§ **WHAT THE TASK REQUIRES**:
From the listing below, return every line with the string "bounding" in it.

§ **RECORDS FOR THIS EXERCISE**:
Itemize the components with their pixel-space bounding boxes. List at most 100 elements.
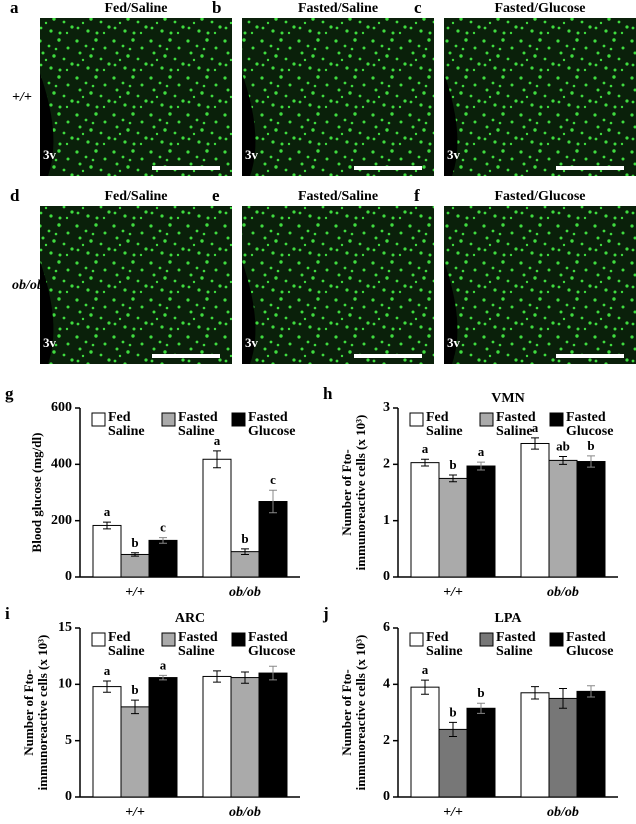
ventricle — [242, 261, 256, 364]
error-bar — [421, 458, 429, 467]
panel-letter: d — [10, 186, 20, 205]
bar — [466, 465, 496, 578]
ventricle — [242, 73, 256, 176]
row-label: +/+ — [12, 90, 32, 105]
error-bar — [131, 552, 139, 557]
panel-letter: b — [212, 0, 221, 17]
error-bar — [559, 455, 567, 465]
significance-letter: b — [449, 457, 456, 472]
legend-entry: Fasted Saline — [178, 631, 218, 659]
chart-title: VMN — [491, 391, 524, 406]
error-bar — [559, 688, 567, 709]
panel-title: Fed/Saline — [104, 189, 167, 204]
ventricle-label: 3v — [245, 147, 259, 162]
error-bar — [477, 461, 485, 471]
significance-letter: c — [160, 520, 166, 535]
bar — [576, 461, 606, 578]
legend-entry: Fasted Glucose — [566, 411, 613, 439]
bar — [466, 707, 496, 798]
micrograph — [40, 18, 232, 176]
y-tick-label: 0 — [65, 569, 72, 584]
legend-label: Fasted Saline — [178, 631, 218, 659]
panel-letter: e — [212, 186, 220, 205]
panel-title: Fasted/Glucose — [495, 189, 586, 204]
ventricle-label: 3v — [447, 335, 461, 350]
error-bar — [477, 702, 485, 714]
y-tick-label: 10 — [58, 677, 72, 692]
legend-label: Fasted Glucose — [566, 631, 614, 659]
x-tick-label: +/+ — [125, 585, 145, 600]
legend-label: Fed Saline — [108, 411, 145, 439]
significance-letter: ab — [556, 438, 570, 453]
error-bar — [587, 455, 595, 468]
error-bar — [531, 437, 539, 450]
ventricle-label: 3v — [447, 147, 461, 162]
bar — [548, 459, 578, 578]
error-bar — [103, 680, 111, 693]
legend-swatch — [161, 412, 176, 427]
legend-entry: Fasted Glucose — [248, 411, 296, 439]
legend-entry: Fasted Saline — [496, 411, 536, 439]
significance-letter: a — [214, 433, 221, 448]
ventricle — [40, 261, 54, 364]
chart-letter: h — [323, 384, 333, 403]
legend-swatch — [479, 412, 494, 427]
bar — [520, 442, 550, 578]
chart-letter: i — [5, 604, 10, 623]
y-tick-label: 5 — [65, 733, 72, 748]
legend-entry: Fed Saline — [426, 631, 463, 659]
significance-letter: a — [104, 504, 111, 519]
x-tick-label: +/+ — [443, 805, 463, 820]
error-bar — [103, 521, 111, 530]
y-tick-label: 15 — [58, 620, 72, 635]
x-tick-label: ob/ob — [547, 805, 579, 820]
legend-label: Fasted Saline — [178, 411, 218, 439]
ventricle — [444, 261, 458, 364]
error-bar — [159, 674, 167, 681]
legend-entry: Fasted Glucose — [566, 631, 614, 659]
error-bar — [531, 686, 539, 700]
chart-title: ARC — [175, 611, 205, 626]
y-tick-label: 2 — [383, 457, 390, 472]
y-tick-label: 4 — [383, 677, 390, 692]
bar — [202, 458, 232, 578]
x-tick-label: ob/ob — [229, 585, 261, 600]
scale-bar — [354, 166, 422, 170]
error-bar — [269, 665, 277, 681]
y-tick-label: 0 — [383, 789, 390, 804]
significance-letter: b — [131, 682, 138, 697]
y-tick-label: 200 — [51, 513, 72, 528]
legend-swatch — [549, 632, 564, 647]
x-tick-label: +/+ — [125, 805, 145, 820]
legend-label: Fasted Glucose — [248, 411, 296, 439]
legend-entry: Fed Saline — [108, 411, 145, 439]
error-bar — [241, 548, 249, 555]
micrograph — [40, 206, 232, 364]
significance-letter: b — [477, 685, 484, 700]
y-axis-label: Blood glucose (mg/dl) — [29, 433, 44, 553]
y-axis-label: Number of Fto- — [21, 669, 36, 755]
scale-bar — [556, 166, 624, 170]
bar — [230, 677, 260, 798]
legend-entry: Fed Saline — [426, 411, 463, 439]
bar — [410, 462, 440, 578]
panel-title: Fasted/Saline — [298, 1, 378, 16]
y-tick-label: 2 — [383, 733, 390, 748]
row-label: ob/ob — [12, 278, 44, 293]
panel-title: Fasted/Saline — [298, 189, 378, 204]
error-bar — [241, 671, 249, 684]
bar — [410, 686, 440, 798]
ventricle — [444, 73, 458, 176]
y-axis-label: immunoreactive cells (x 10³) — [35, 635, 50, 791]
error-bar — [213, 670, 221, 683]
bar — [92, 524, 122, 578]
bar — [520, 692, 550, 798]
significance-letter: c — [270, 472, 276, 487]
panel-letter: a — [10, 0, 19, 17]
y-tick-label: 400 — [51, 457, 72, 472]
significance-letter: b — [131, 535, 138, 550]
error-bar — [587, 685, 595, 698]
legend-swatch — [231, 412, 246, 427]
scale-bar — [152, 166, 220, 170]
error-bar — [449, 474, 457, 483]
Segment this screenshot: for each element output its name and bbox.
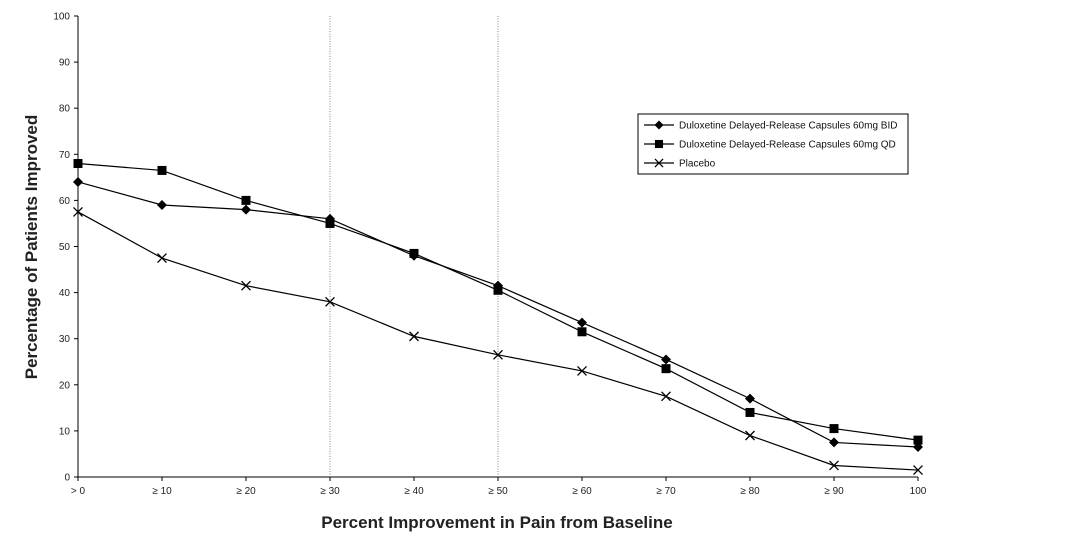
data-point [577,327,587,337]
y-tick-label: 20 [59,380,71,391]
legend-marker [654,158,664,168]
x-tick-label: ≥ 60 [572,486,592,497]
y-tick-label: 100 [53,12,70,23]
data-point [409,248,419,258]
y-tick-label: 30 [59,334,71,345]
x-tick-label: ≥ 40 [404,486,424,497]
legend-item: Duloxetine Delayed-Release Capsules 60mg… [644,140,896,151]
data-point [157,253,167,263]
data-point [661,391,671,402]
x-axis-title: Percent Improvement in Pain from Baselin… [321,513,672,532]
data-point [913,435,923,445]
data-point [409,331,419,342]
y-tick-label: 70 [59,150,71,161]
x-tick-label: ≥ 20 [236,486,256,497]
legend-item: Placebo [644,158,716,170]
y-tick-label: 60 [59,196,71,207]
x-tick-label: ≥ 70 [656,486,676,497]
data-point [829,460,839,471]
x-tick-label: ≥ 90 [824,486,844,497]
data-point [157,200,167,211]
data-point [493,285,503,295]
series-layer [73,159,923,476]
data-point [73,176,83,187]
y-axis-title: Percentage of Patients Improved [22,115,41,380]
data-point [241,280,251,291]
legend-label: Duloxetine Delayed-Release Capsules 60mg… [679,121,897,132]
data-point [829,437,839,448]
y-tick-label: 0 [64,473,70,484]
data-point [325,296,335,307]
x-axis-ticks: > 0 ≥ 10 ≥ 20 ≥ 30 ≥ 40 ≥ 50 ≥ 60 ≥ 70 ≥ 80 ≥ 90 1… [71,477,927,497]
legend-item: Duloxetine Delayed-Release Capsules 60mg… [644,120,897,132]
data-point [577,317,587,328]
x-tick-label: ≥ 10 [152,486,172,497]
y-axis-ticks: 0 10 20 30 40 50 60 70 80 90 100 [53,12,78,484]
data-point [325,218,335,228]
legend-marker [654,120,664,130]
y-tick-label: 10 [59,426,71,437]
x-tick-label: > 0 [71,486,86,497]
data-point [913,465,923,476]
series-3 [73,206,923,476]
x-tick-label: ≥ 80 [740,486,760,497]
y-tick-label: 80 [59,104,71,115]
x-tick-label: ≥ 50 [488,486,508,497]
x-tick-label: 100 [910,486,927,497]
data-point [493,349,503,360]
series-2 [73,159,923,445]
y-tick-label: 50 [59,242,71,253]
data-point [745,407,755,417]
legend-box [637,113,909,175]
series-1 [73,176,923,453]
legend: Duloxetine Delayed-Release Capsules 60mg… [637,113,909,175]
data-point [745,393,755,404]
data-point [241,195,251,205]
legend-label: Duloxetine Delayed-Release Capsules 60mg… [679,140,896,151]
data-point [577,366,587,376]
x-tick-label: ≥ 30 [320,486,340,497]
data-point [157,165,167,175]
data-point [661,364,671,374]
data-point [241,204,251,215]
data-point [661,354,671,365]
legend-marker [654,139,664,149]
data-point [73,159,83,169]
legend-label: Placebo [679,159,716,170]
data-point [829,424,839,434]
y-tick-label: 90 [59,58,71,69]
reference-lines [329,16,499,477]
data-point [73,206,83,217]
y-tick-label: 40 [59,288,71,299]
data-point [745,430,755,441]
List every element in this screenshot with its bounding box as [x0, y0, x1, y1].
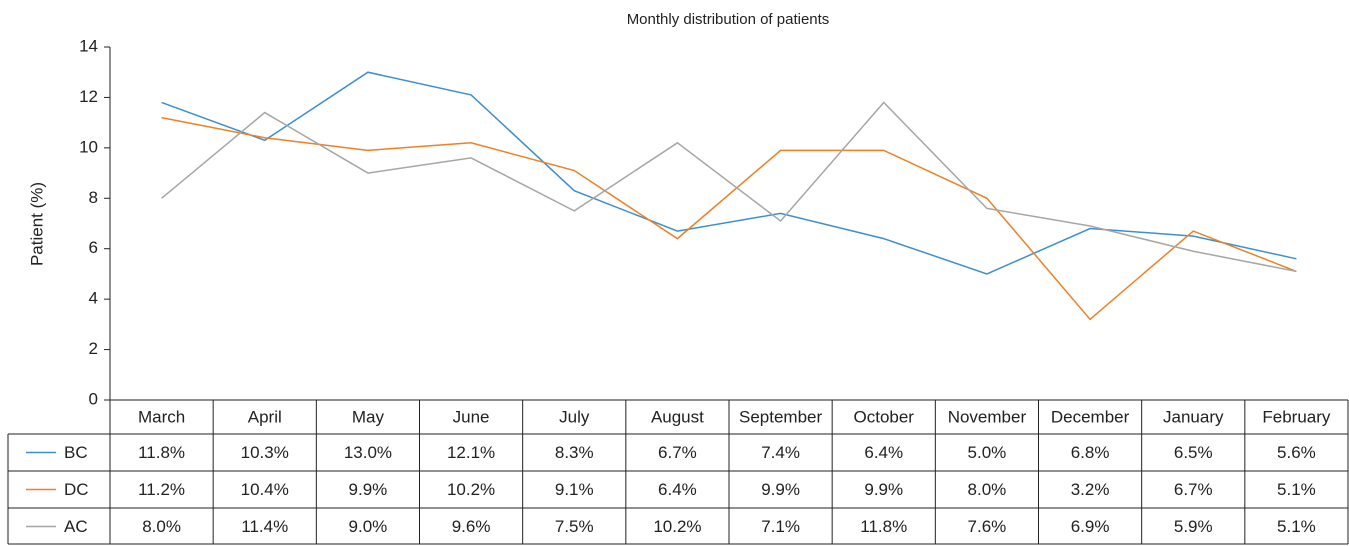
- y-tick-label: 4: [89, 289, 98, 308]
- x-tick-label: January: [1163, 407, 1224, 426]
- y-tick-label: 0: [89, 389, 98, 408]
- x-tick-label: February: [1262, 407, 1331, 426]
- table-value: 8.0%: [142, 517, 181, 536]
- table-value: 11.4%: [241, 517, 288, 536]
- table-value: 7.5%: [555, 517, 594, 536]
- y-tick-label: 12: [79, 87, 98, 106]
- table-value: 5.6%: [1277, 443, 1316, 462]
- table-value: 9.9%: [761, 480, 800, 499]
- table-value: 6.7%: [1174, 480, 1213, 499]
- table-value: 9.9%: [349, 480, 388, 499]
- table-value: 11.8%: [860, 517, 907, 536]
- y-tick-label: 6: [89, 238, 98, 257]
- table-value: 6.5%: [1174, 443, 1213, 462]
- table-value: 8.3%: [555, 443, 594, 462]
- table-value: 10.3%: [241, 443, 289, 462]
- table-value: 6.4%: [658, 480, 697, 499]
- table-value: 9.6%: [452, 517, 491, 536]
- x-tick-label: July: [559, 407, 590, 426]
- table-value: 10.2%: [653, 517, 701, 536]
- table-value: 3.2%: [1071, 480, 1110, 499]
- x-tick-label: May: [352, 407, 385, 426]
- table-value: 9.9%: [864, 480, 903, 499]
- y-tick-label: 2: [89, 339, 98, 358]
- y-tick-label: 10: [79, 137, 98, 156]
- x-tick-label: March: [138, 407, 185, 426]
- table-value: 5.1%: [1277, 517, 1316, 536]
- y-tick-label: 14: [79, 36, 98, 55]
- table-value: 8.0%: [968, 480, 1007, 499]
- table-value: 7.6%: [968, 517, 1007, 536]
- table-value: 6.9%: [1071, 517, 1110, 536]
- table-value: 11.8%: [138, 443, 185, 462]
- y-axis-label: Patient (%): [27, 182, 46, 266]
- table-value: 5.1%: [1277, 480, 1316, 499]
- table-value: 6.8%: [1071, 443, 1110, 462]
- x-tick-label: April: [248, 407, 282, 426]
- chart-title: Monthly distribution of patients: [627, 11, 830, 28]
- table-value: 7.1%: [761, 517, 800, 536]
- series-line: [161, 71, 1297, 275]
- table-value: 7.4%: [761, 443, 800, 462]
- table-value: 9.0%: [349, 517, 388, 536]
- table-value: 11.2%: [138, 480, 185, 499]
- table-value: 5.0%: [968, 443, 1007, 462]
- table-value: 6.7%: [658, 443, 697, 462]
- table-value: 5.9%: [1174, 517, 1213, 536]
- x-tick-label: August: [651, 407, 704, 426]
- table-value: 12.1%: [447, 443, 495, 462]
- table-value: 10.4%: [241, 480, 289, 499]
- table-value: 6.4%: [864, 443, 903, 462]
- x-tick-label: June: [453, 407, 490, 426]
- x-tick-label: October: [854, 407, 915, 426]
- table-value: 9.1%: [555, 480, 594, 499]
- legend-label: BC: [64, 443, 88, 462]
- series-line: [161, 116, 1297, 321]
- table-value: 10.2%: [447, 480, 495, 499]
- legend-label: DC: [64, 480, 89, 499]
- y-tick-label: 8: [89, 188, 98, 207]
- x-tick-label: September: [739, 407, 822, 426]
- legend-label: AC: [64, 517, 88, 536]
- table-value: 13.0%: [344, 443, 392, 462]
- series-line: [161, 101, 1297, 273]
- x-tick-label: November: [948, 407, 1027, 426]
- x-tick-label: December: [1051, 407, 1130, 426]
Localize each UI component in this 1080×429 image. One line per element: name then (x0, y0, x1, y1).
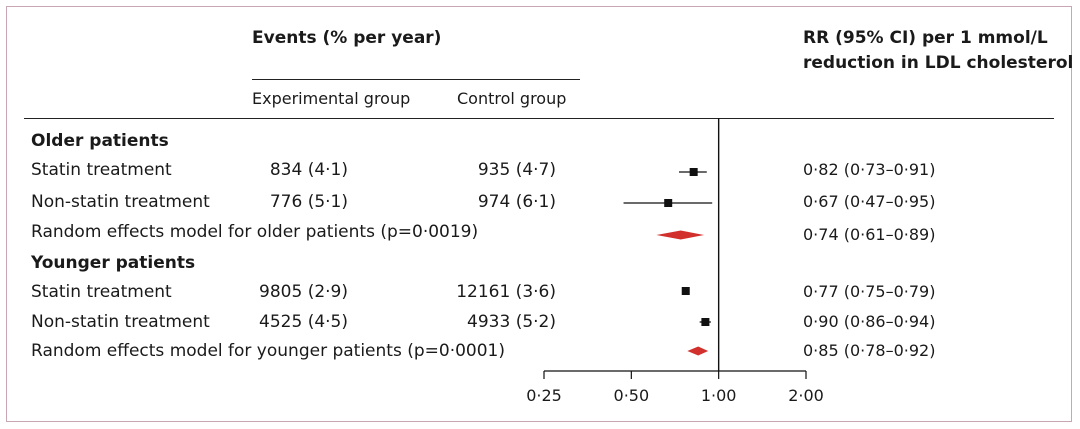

§ **EXERCISE RESULT**:
Itemize the components with their pixel-space bounding boxes. List at most 100 elements.
List every element in this screenshot with its bounding box as [x0, y0, x1, y1].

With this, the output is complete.